### TASK STATEMENT
Wherever the word "yang" shows up in a line, please copy that line.

### PROVIDED RECORDS
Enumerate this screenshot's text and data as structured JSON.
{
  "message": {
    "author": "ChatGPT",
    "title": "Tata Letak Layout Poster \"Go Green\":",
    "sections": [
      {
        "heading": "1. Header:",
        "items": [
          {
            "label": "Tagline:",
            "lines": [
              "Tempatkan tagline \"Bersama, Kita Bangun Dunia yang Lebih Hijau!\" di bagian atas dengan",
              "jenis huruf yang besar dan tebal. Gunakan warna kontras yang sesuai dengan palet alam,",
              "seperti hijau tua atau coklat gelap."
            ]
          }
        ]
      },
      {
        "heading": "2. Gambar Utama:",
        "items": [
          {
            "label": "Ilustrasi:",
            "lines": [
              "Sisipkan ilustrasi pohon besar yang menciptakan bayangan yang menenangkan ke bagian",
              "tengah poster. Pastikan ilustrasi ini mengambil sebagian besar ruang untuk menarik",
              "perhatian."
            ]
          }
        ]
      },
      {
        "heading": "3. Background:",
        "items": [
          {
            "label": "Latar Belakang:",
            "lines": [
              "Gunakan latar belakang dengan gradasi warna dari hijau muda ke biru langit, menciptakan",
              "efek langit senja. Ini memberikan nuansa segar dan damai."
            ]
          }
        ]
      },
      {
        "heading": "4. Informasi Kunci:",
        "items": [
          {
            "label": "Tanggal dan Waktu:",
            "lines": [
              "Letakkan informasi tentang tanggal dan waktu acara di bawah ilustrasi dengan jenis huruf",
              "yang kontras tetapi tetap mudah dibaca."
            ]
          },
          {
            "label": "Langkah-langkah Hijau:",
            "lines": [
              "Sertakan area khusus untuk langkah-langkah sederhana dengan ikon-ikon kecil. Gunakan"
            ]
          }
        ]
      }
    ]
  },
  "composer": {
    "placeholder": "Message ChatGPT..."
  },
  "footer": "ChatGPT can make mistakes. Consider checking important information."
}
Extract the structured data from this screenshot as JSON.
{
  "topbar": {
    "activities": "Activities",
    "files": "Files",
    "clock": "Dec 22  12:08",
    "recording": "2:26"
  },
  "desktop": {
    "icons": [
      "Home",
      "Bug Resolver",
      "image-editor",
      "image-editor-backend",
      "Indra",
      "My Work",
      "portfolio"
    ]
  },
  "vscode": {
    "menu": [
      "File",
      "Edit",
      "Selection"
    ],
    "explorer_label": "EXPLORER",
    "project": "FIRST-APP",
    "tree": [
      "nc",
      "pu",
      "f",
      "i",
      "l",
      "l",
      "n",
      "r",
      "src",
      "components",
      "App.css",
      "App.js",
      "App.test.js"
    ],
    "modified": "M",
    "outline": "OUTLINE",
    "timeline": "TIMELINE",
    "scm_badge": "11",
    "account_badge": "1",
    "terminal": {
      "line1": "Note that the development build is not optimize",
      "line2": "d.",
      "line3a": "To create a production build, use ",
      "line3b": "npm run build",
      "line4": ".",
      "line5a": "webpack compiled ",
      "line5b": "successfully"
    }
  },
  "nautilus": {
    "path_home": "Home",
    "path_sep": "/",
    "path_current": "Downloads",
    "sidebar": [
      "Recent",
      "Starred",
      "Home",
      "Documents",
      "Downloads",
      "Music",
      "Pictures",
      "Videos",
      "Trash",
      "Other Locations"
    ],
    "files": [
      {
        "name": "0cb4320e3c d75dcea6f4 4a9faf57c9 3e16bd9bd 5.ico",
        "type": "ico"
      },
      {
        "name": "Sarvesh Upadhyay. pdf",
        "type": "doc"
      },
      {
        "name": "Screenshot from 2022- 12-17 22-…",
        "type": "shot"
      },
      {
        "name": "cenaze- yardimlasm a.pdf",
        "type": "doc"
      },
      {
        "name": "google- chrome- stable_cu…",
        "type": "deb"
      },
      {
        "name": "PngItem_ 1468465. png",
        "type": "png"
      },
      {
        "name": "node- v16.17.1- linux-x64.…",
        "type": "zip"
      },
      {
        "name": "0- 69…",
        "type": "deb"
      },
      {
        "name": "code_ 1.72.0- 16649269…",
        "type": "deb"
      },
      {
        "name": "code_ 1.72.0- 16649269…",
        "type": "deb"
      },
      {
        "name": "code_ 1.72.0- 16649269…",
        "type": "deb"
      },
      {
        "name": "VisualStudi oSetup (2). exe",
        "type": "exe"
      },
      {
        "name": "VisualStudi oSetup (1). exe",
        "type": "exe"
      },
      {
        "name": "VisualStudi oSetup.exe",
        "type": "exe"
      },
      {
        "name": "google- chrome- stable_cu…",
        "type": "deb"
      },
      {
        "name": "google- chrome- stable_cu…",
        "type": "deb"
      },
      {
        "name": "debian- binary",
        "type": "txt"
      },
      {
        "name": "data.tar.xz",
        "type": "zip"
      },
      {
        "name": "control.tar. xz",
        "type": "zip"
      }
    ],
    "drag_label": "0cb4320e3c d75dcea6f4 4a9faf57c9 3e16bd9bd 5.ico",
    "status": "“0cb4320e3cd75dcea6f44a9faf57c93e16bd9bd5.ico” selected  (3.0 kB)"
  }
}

### ANSWER
              "Tempatkan tagline \"Bersama, Kita Bangun Dunia yang Lebih Hijau!\" di bagian atas dengan",
              "jenis huruf yang besar dan tebal. Gunakan warna kontras yang sesuai dengan palet alam,",
              "Sisipkan ilustrasi pohon besar yang menciptakan bayangan yang menenangkan ke bagian",
              "yang kontras tetapi tetap mudah dibaca."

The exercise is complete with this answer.